**Exercise prompt**.
Read through the material below and copy each line in which the word "Kagran" occurs.

**Input material**.

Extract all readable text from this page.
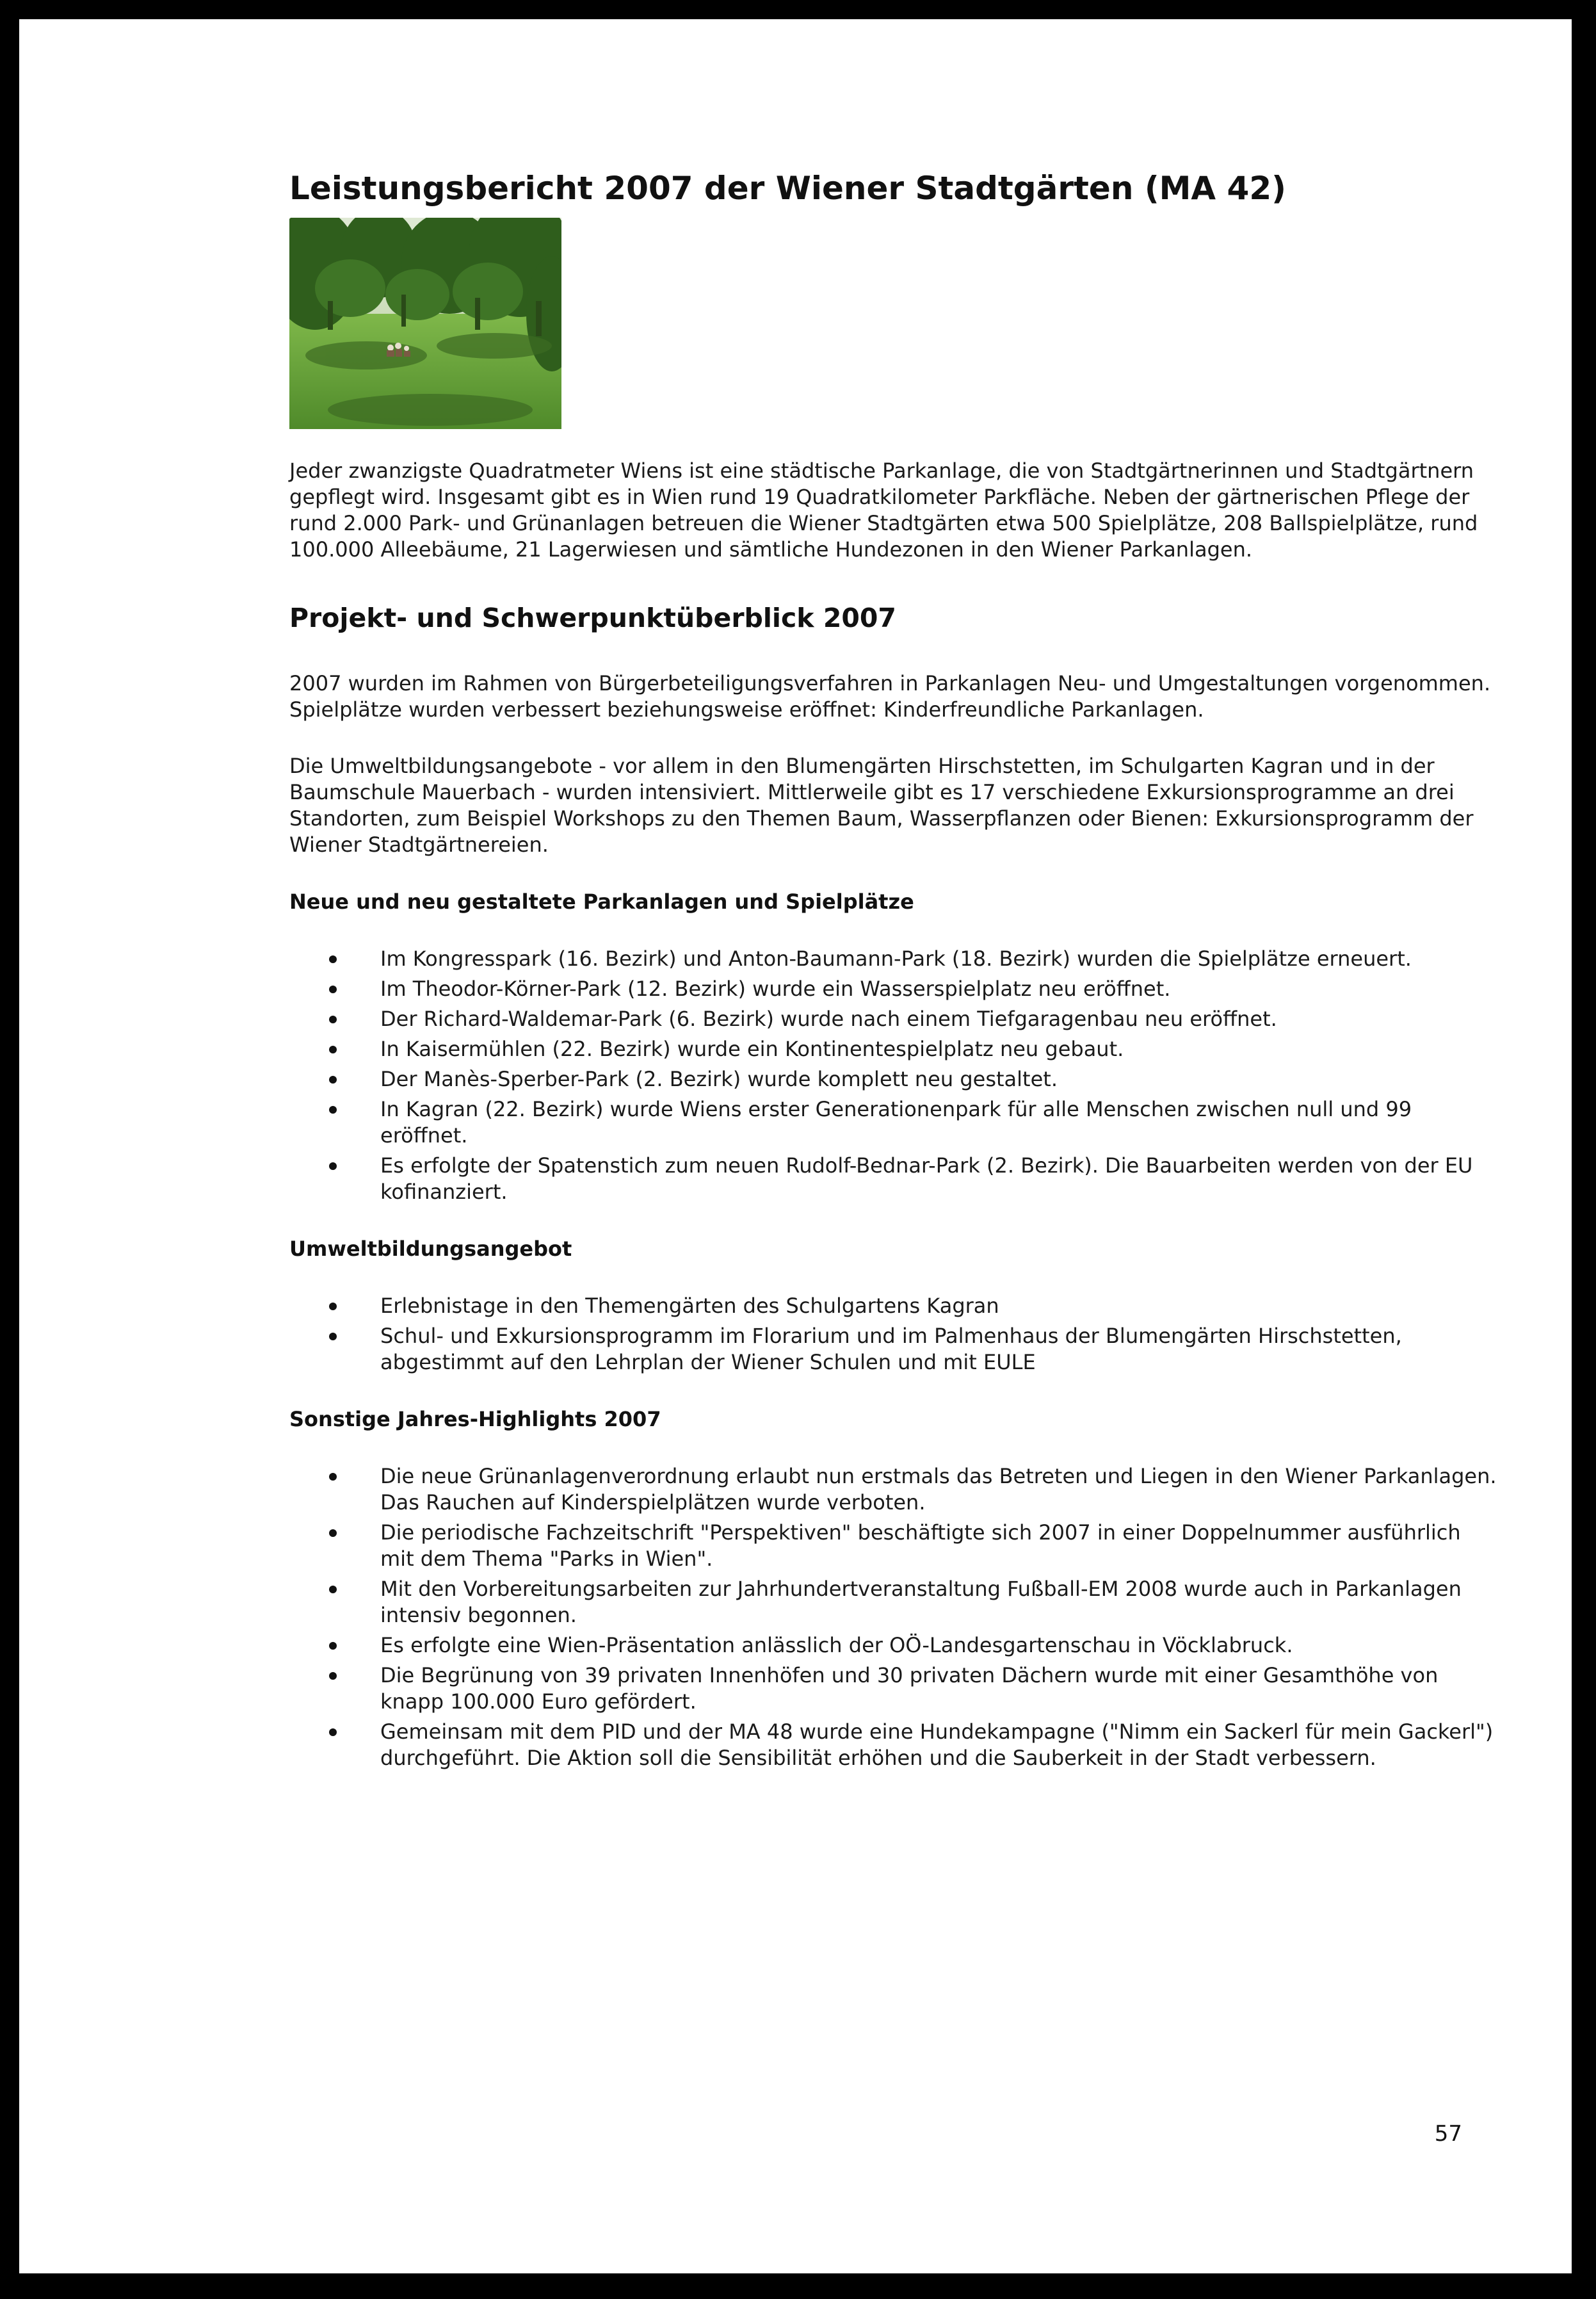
Leistungsbericht 2007 der Wiener Stadtgärten (MA 42)

Jeder zwanzigste Quadratmeter Wiens ist eine städtische Parkanlage, die von Stadtgärtnerinnen und Stadtgärtnern gepflegt wird. Insgesamt gibt es in Wien rund 19 Quadratkilometer Parkfläche. Neben der gärtnerischen Pflege der rund 2.000 Park- und Grünanlagen betreuen die Wiener Stadtgärten etwa 500 Spielplätze, 208 Ballspielplätze, rund 100.000 Alleebäume, 21 Lagerwiesen und sämtliche Hundezonen in den Wiener Parkanlagen.

Projekt- und Schwerpunktüberblick 2007

2007 wurden im Rahmen von Bürgerbeteiligungsverfahren in Parkanlagen Neu- und Umgestaltungen vorgenommen. Spielplätze wurden verbessert beziehungsweise eröffnet: Kinderfreundliche Parkanlagen.

Die Umweltbildungsangebote - vor allem in den Blumengärten Hirschstetten, im Schulgarten Kagran und in der Baumschule Mauerbach - wurden intensiviert. Mittlerweile gibt es 17 verschiedene Exkursionsprogramme an drei Standorten, zum Beispiel Workshops zu den Themen Baum, Wasserpflanzen oder Bienen: Exkursionsprogramm der Wiener Stadtgärtnereien.

Neue und neu gestaltete Parkanlagen und Spielplätze
Im Kongresspark (16. Bezirk) und Anton-Baumann-Park (18. Bezirk) wurden die Spielplätze erneuert.
Im Theodor-Körner-Park (12. Bezirk) wurde ein Wasserspielplatz neu eröffnet.
Der Richard-Waldemar-Park (6. Bezirk) wurde nach einem Tiefgaragenbau neu eröffnet.
In Kaisermühlen (22. Bezirk) wurde ein Kontinentespielplatz neu gebaut.
Der Manès-Sperber-Park (2. Bezirk) wurde komplett neu gestaltet.
In Kagran (22. Bezirk) wurde Wiens erster Generationenpark für alle Menschen zwischen null und 99 eröffnet.
Es erfolgte der Spatenstich zum neuen Rudolf-Bednar-Park (2. Bezirk). Die Bauarbeiten werden von der EU kofinanziert.
Umweltbildungsangebot
Erlebnistage in den Themengärten des Schulgartens Kagran
Schul- und Exkursionsprogramm im Florarium und im Palmenhaus der Blumengärten Hirschstetten, abgestimmt auf den Lehrplan der Wiener Schulen und mit EULE
Sonstige Jahres-Highlights 2007
Die neue Grünanlagenverordnung erlaubt nun erstmals das Betreten und Liegen in den Wiener Parkanlagen. Das Rauchen auf Kinderspielplätzen wurde verboten.
Die periodische Fachzeitschrift "Perspektiven" beschäftigte sich 2007 in einer Doppelnummer ausführlich mit dem Thema "Parks in Wien".
Mit den Vorbereitungsarbeiten zur Jahrhundertveranstaltung Fußball-EM 2008 wurde auch in Parkanlagen intensiv begonnen.
Es erfolgte eine Wien-Präsentation anlässlich der OÖ-Landesgartenschau in Vöcklabruck.
Die Begrünung von 39 privaten Innenhöfen und 30 privaten Dächern wurde mit einer Gesamthöhe von knapp 100.000 Euro gefördert.
Gemeinsam mit dem PID und der MA 48 wurde eine Hundekampagne ("Nimm ein Sackerl für mein Gackerl") durchgeführt. Die Aktion soll die Sensibilität erhöhen und die Sauberkeit in der Stadt verbessern.
57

**Exercise result**.
Die Umweltbildungsangebote - vor allem in den Blumengärten Hirschstetten, im Schulgarten Kagran und in der Baumschule Mauerbach - wurden intensiviert. Mittlerweile gibt es 17 verschiedene Exkursionsprogramme an drei Standorten, zum Beispiel Workshops zu den Themen Baum, Wasserpflanzen oder Bienen: Exkursionsprogramm der Wiener Stadtgärtnereien.
In Kagran (22. Bezirk) wurde Wiens erster Generationenpark für alle Menschen zwischen null und 99 eröffnet.
Erlebnistage in den Themengärten des Schulgartens Kagran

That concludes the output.